> _Objective_
Answer with nothing but the number of lines that include the word "三年夏普比率".
-- START Extracted data --
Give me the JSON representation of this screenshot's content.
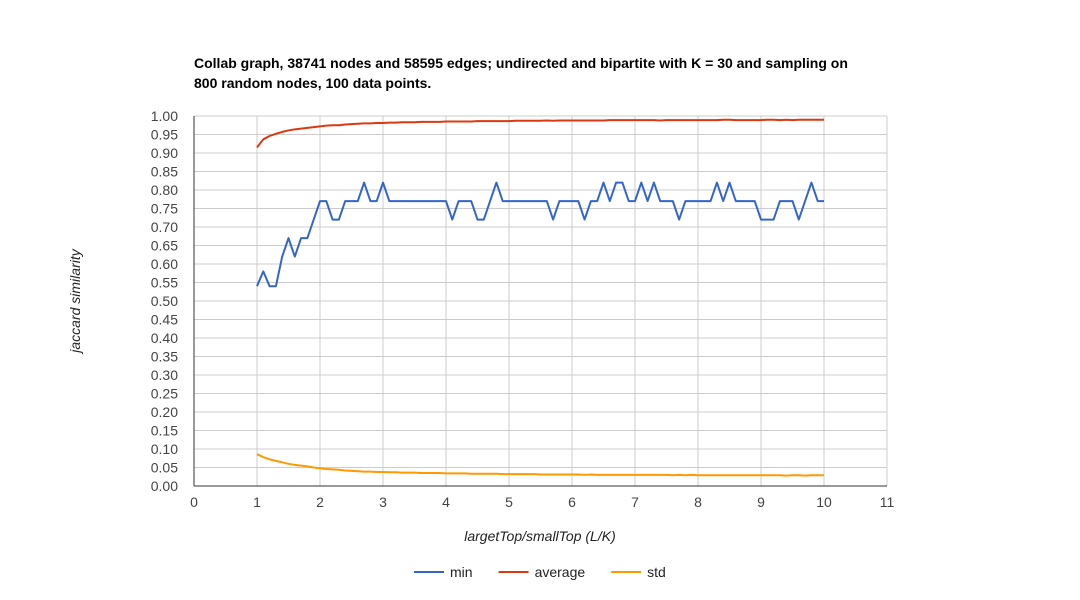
{
  "chart_data": {
    "type": "line",
    "title_line1": "Collab graph, 38741 nodes and 58595 edges; undirected and bipartite with K = 30 and sampling on",
    "title_line2": "800 random nodes, 100 data points.",
    "xlabel": "largetTop/smallTop (L/K)",
    "ylabel": "jaccard similarity",
    "xlim": [
      0,
      11
    ],
    "ylim": [
      0,
      1
    ],
    "x_ticks": [
      "0",
      "1",
      "2",
      "3",
      "4",
      "5",
      "6",
      "7",
      "8",
      "9",
      "10",
      "11"
    ],
    "y_ticks": [
      "0.00",
      "0.05",
      "0.10",
      "0.15",
      "0.20",
      "0.25",
      "0.30",
      "0.35",
      "0.40",
      "0.45",
      "0.50",
      "0.55",
      "0.60",
      "0.65",
      "0.70",
      "0.75",
      "0.80",
      "0.85",
      "0.90",
      "0.95",
      "1.00"
    ],
    "grid": true,
    "legend_position": "bottom",
    "x": [
      1.0,
      1.1,
      1.2,
      1.3,
      1.4,
      1.5,
      1.6,
      1.7,
      1.8,
      1.9,
      2.0,
      2.1,
      2.2,
      2.3,
      2.4,
      2.5,
      2.6,
      2.7,
      2.8,
      2.9,
      3.0,
      3.1,
      3.2,
      3.3,
      3.4,
      3.5,
      3.6,
      3.7,
      3.8,
      3.9,
      4.0,
      4.1,
      4.2,
      4.3,
      4.4,
      4.5,
      4.6,
      4.7,
      4.8,
      4.9,
      5.0,
      5.1,
      5.2,
      5.3,
      5.4,
      5.5,
      5.6,
      5.7,
      5.8,
      5.9,
      6.0,
      6.1,
      6.2,
      6.3,
      6.4,
      6.5,
      6.6,
      6.7,
      6.8,
      6.9,
      7.0,
      7.1,
      7.2,
      7.3,
      7.4,
      7.5,
      7.6,
      7.7,
      7.8,
      7.9,
      8.0,
      8.1,
      8.2,
      8.3,
      8.4,
      8.5,
      8.6,
      8.7,
      8.8,
      8.9,
      9.0,
      9.1,
      9.2,
      9.3,
      9.4,
      9.5,
      9.6,
      9.7,
      9.8,
      9.9,
      10.0
    ],
    "series": [
      {
        "name": "min",
        "color": "#3366cc",
        "values": [
          0.54,
          0.58,
          0.54,
          0.54,
          0.62,
          0.67,
          0.62,
          0.67,
          0.67,
          0.72,
          0.77,
          0.77,
          0.72,
          0.72,
          0.77,
          0.77,
          0.77,
          0.82,
          0.77,
          0.77,
          0.82,
          0.77,
          0.77,
          0.77,
          0.77,
          0.77,
          0.77,
          0.77,
          0.77,
          0.77,
          0.77,
          0.72,
          0.77,
          0.77,
          0.77,
          0.72,
          0.72,
          0.77,
          0.82,
          0.77,
          0.77,
          0.77,
          0.77,
          0.77,
          0.77,
          0.77,
          0.77,
          0.72,
          0.77,
          0.77,
          0.77,
          0.77,
          0.72,
          0.77,
          0.77,
          0.82,
          0.77,
          0.82,
          0.82,
          0.77,
          0.77,
          0.82,
          0.77,
          0.82,
          0.77,
          0.77,
          0.77,
          0.72,
          0.77,
          0.77,
          0.77,
          0.77,
          0.77,
          0.82,
          0.77,
          0.82,
          0.77,
          0.77,
          0.77,
          0.77,
          0.72,
          0.72,
          0.72,
          0.77,
          0.77,
          0.77,
          0.72,
          0.77,
          0.82,
          0.77,
          0.77
        ]
      },
      {
        "name": "average",
        "color": "#dc3912",
        "values": [
          0.915,
          0.937,
          0.946,
          0.952,
          0.957,
          0.961,
          0.964,
          0.966,
          0.968,
          0.97,
          0.972,
          0.974,
          0.975,
          0.975,
          0.977,
          0.978,
          0.979,
          0.98,
          0.98,
          0.981,
          0.981,
          0.982,
          0.982,
          0.983,
          0.983,
          0.983,
          0.984,
          0.984,
          0.984,
          0.984,
          0.985,
          0.985,
          0.985,
          0.985,
          0.985,
          0.986,
          0.986,
          0.986,
          0.986,
          0.986,
          0.986,
          0.987,
          0.987,
          0.987,
          0.987,
          0.987,
          0.988,
          0.987,
          0.988,
          0.988,
          0.988,
          0.988,
          0.988,
          0.988,
          0.988,
          0.988,
          0.989,
          0.989,
          0.989,
          0.989,
          0.989,
          0.989,
          0.989,
          0.989,
          0.988,
          0.989,
          0.989,
          0.989,
          0.989,
          0.989,
          0.989,
          0.989,
          0.989,
          0.989,
          0.99,
          0.99,
          0.989,
          0.989,
          0.989,
          0.989,
          0.989,
          0.99,
          0.99,
          0.989,
          0.99,
          0.989,
          0.99,
          0.99,
          0.99,
          0.99,
          0.99
        ]
      },
      {
        "name": "std",
        "color": "#ff9900",
        "values": [
          0.086,
          0.078,
          0.072,
          0.068,
          0.064,
          0.06,
          0.057,
          0.055,
          0.053,
          0.05,
          0.048,
          0.046,
          0.045,
          0.044,
          0.042,
          0.041,
          0.04,
          0.039,
          0.039,
          0.038,
          0.038,
          0.037,
          0.037,
          0.036,
          0.036,
          0.036,
          0.035,
          0.035,
          0.035,
          0.035,
          0.034,
          0.034,
          0.034,
          0.034,
          0.033,
          0.033,
          0.033,
          0.033,
          0.033,
          0.032,
          0.032,
          0.032,
          0.032,
          0.032,
          0.032,
          0.031,
          0.031,
          0.031,
          0.031,
          0.031,
          0.031,
          0.031,
          0.03,
          0.031,
          0.03,
          0.03,
          0.03,
          0.03,
          0.03,
          0.03,
          0.03,
          0.03,
          0.03,
          0.03,
          0.03,
          0.03,
          0.029,
          0.03,
          0.029,
          0.03,
          0.029,
          0.029,
          0.029,
          0.029,
          0.029,
          0.029,
          0.029,
          0.029,
          0.029,
          0.029,
          0.029,
          0.029,
          0.029,
          0.029,
          0.028,
          0.029,
          0.029,
          0.028,
          0.029,
          0.029,
          0.029
        ]
      }
    ]
  }
}
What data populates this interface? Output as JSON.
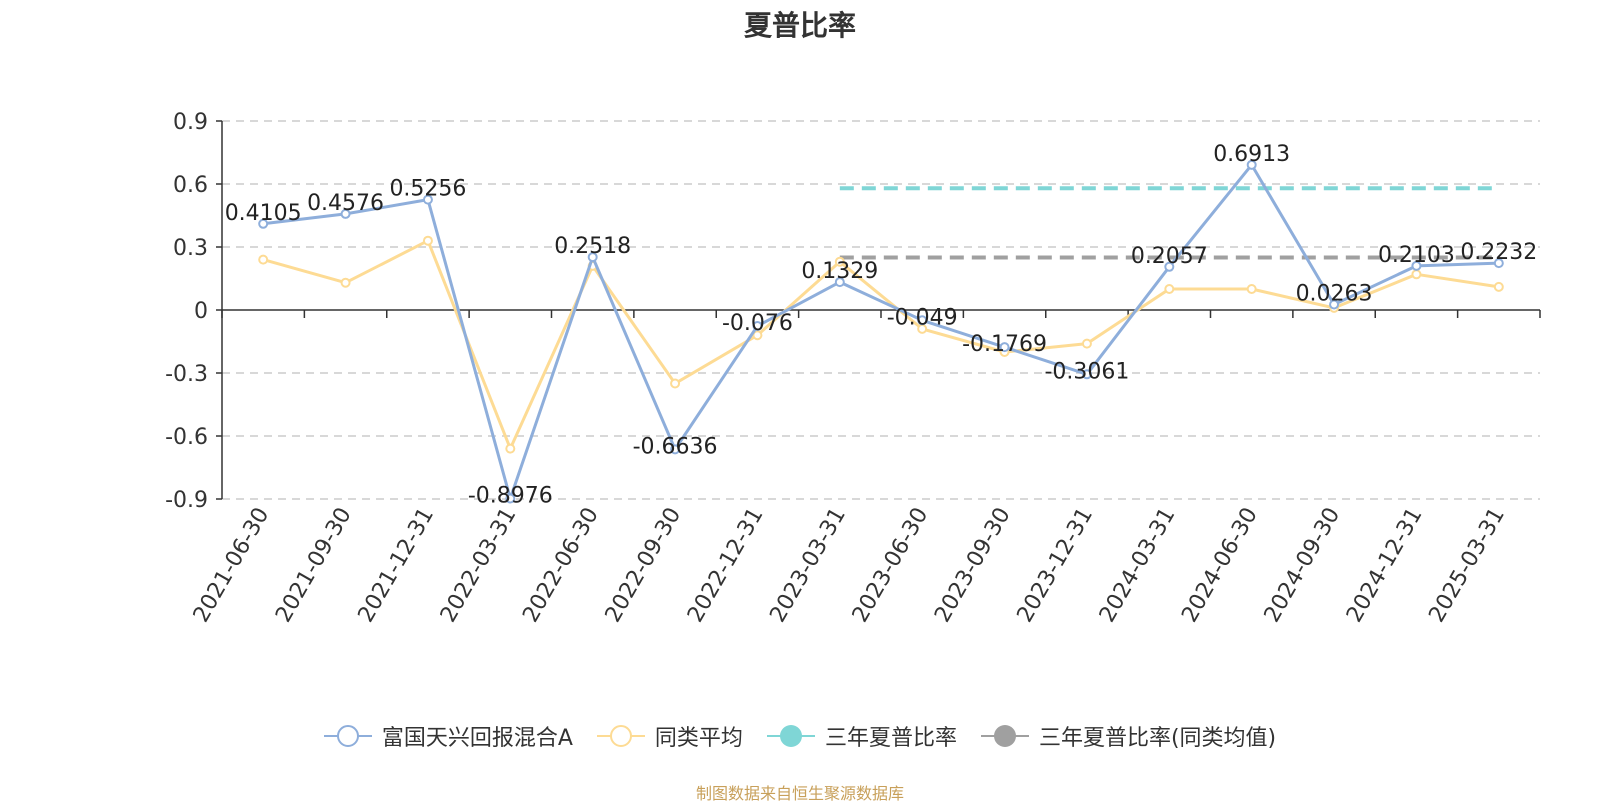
{
  "chart_data": {
    "type": "line",
    "title": "夏普比率",
    "categories": [
      "2021-06-30",
      "2021-09-30",
      "2021-12-31",
      "2022-03-31",
      "2022-06-30",
      "2022-09-30",
      "2022-12-31",
      "2023-03-31",
      "2023-06-30",
      "2023-09-30",
      "2023-12-31",
      "2024-03-31",
      "2024-06-30",
      "2024-09-30",
      "2024-12-31",
      "2025-03-31"
    ],
    "ylim": [
      -0.9,
      0.9
    ],
    "yticks": [
      "0.9",
      "0.6",
      "0.3",
      "0",
      "-0.3",
      "-0.6",
      "-0.9"
    ],
    "grid": true,
    "legend_position": "bottom",
    "series": [
      {
        "name": "富国天兴回报混合A",
        "color": "#8eaedb",
        "values": [
          0.4105,
          0.4576,
          0.5256,
          -0.8976,
          0.2518,
          -0.6636,
          -0.076,
          0.1329,
          -0.049,
          -0.1769,
          -0.3061,
          0.2057,
          0.6913,
          0.0263,
          0.2103,
          0.2232
        ],
        "labels": [
          "0.4105",
          "0.4576",
          "0.5256",
          "-0.8976",
          "0.2518",
          "-0.6636",
          "-0.076",
          "0.1329",
          "-0.049",
          "-0.1769",
          "-0.3061",
          "0.2057",
          "0.6913",
          "0.0263",
          "0.2103",
          "0.2232"
        ]
      },
      {
        "name": "同类平均",
        "color": "#fddb94",
        "values": [
          0.24,
          0.13,
          0.33,
          -0.66,
          0.21,
          -0.35,
          -0.12,
          0.23,
          -0.09,
          -0.2,
          -0.16,
          0.1,
          0.1,
          0.01,
          0.17,
          0.11
        ]
      }
    ],
    "reference_lines": [
      {
        "name": "三年夏普比率",
        "color": "#7fd6d6",
        "value": 0.58,
        "from": "2023-03-31",
        "to": "2025-03-31"
      },
      {
        "name": "三年夏普比率(同类均值)",
        "color": "#a0a0a0",
        "value": 0.25,
        "from": "2023-03-31",
        "to": "2025-03-31"
      }
    ]
  },
  "legend": {
    "item1": "富国天兴回报混合A",
    "item2": "同类平均",
    "item3": "三年夏普比率",
    "item4": "三年夏普比率(同类均值)"
  },
  "footer": "制图数据来自恒生聚源数据库"
}
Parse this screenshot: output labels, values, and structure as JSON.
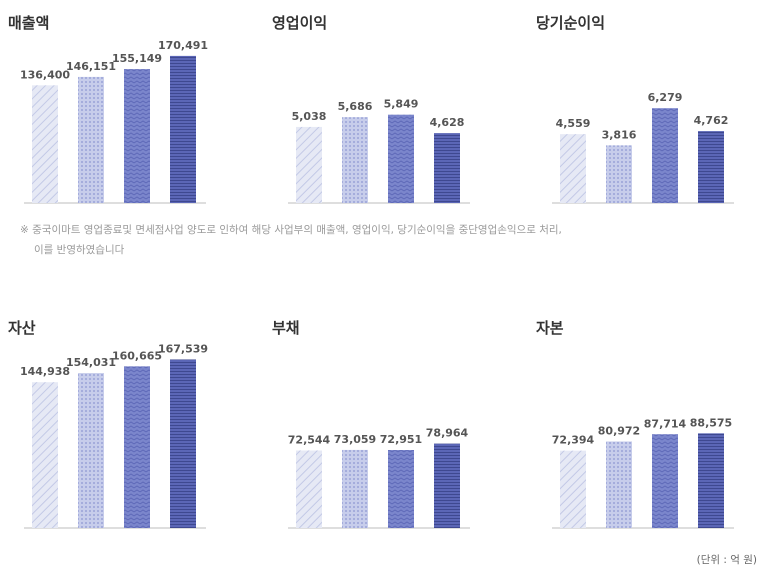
{
  "note": {
    "line1": "※ 중국이마트 영업종료및 면세점사업 양도로 인하여 해당 사업부의 매출액, 영업이익, 당기순이익을 중단영업손익으로 처리,",
    "line2": "이를 반영하였습니다"
  },
  "unit_label": "(단위 : 억 원)",
  "colors": {
    "bar1": "#d6dcef",
    "bar2": "#b9c2e6",
    "bar3": "#7b86cc",
    "bar4": "#5661b3",
    "axis": "#bdbdbd",
    "label": "#555555"
  },
  "chart_data": [
    {
      "type": "bar",
      "title": "매출액",
      "values": [
        136400,
        146151,
        155149,
        170491
      ],
      "labels": [
        "136,400",
        "146,151",
        "155,149",
        "170,491"
      ],
      "ylim": [
        0,
        175000
      ]
    },
    {
      "type": "bar",
      "title": "영업이익",
      "values": [
        5038,
        5686,
        5849,
        4628
      ],
      "labels": [
        "5,038",
        "5,686",
        "5,849",
        "4,628"
      ],
      "ylim": [
        0,
        10000
      ]
    },
    {
      "type": "bar",
      "title": "당기순이익",
      "values": [
        4559,
        3816,
        6279,
        4762
      ],
      "labels": [
        "4,559",
        "3,816",
        "6,279",
        "4,762"
      ],
      "ylim": [
        0,
        10000
      ]
    },
    {
      "type": "bar",
      "title": "자산",
      "values": [
        144938,
        154031,
        160665,
        167539
      ],
      "labels": [
        "144,938",
        "154,031",
        "160,665",
        "167,539"
      ],
      "ylim": [
        0,
        170000
      ]
    },
    {
      "type": "bar",
      "title": "부채",
      "values": [
        72544,
        73059,
        72951,
        78964
      ],
      "labels": [
        "72,544",
        "73,059",
        "72,951",
        "78,964"
      ],
      "ylim": [
        0,
        160000
      ]
    },
    {
      "type": "bar",
      "title": "자본",
      "values": [
        72394,
        80972,
        87714,
        88575
      ],
      "labels": [
        "72,394",
        "80,972",
        "87,714",
        "88,575"
      ],
      "ylim": [
        0,
        160000
      ]
    }
  ]
}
-- END Extracted data --
> _Written solution_
4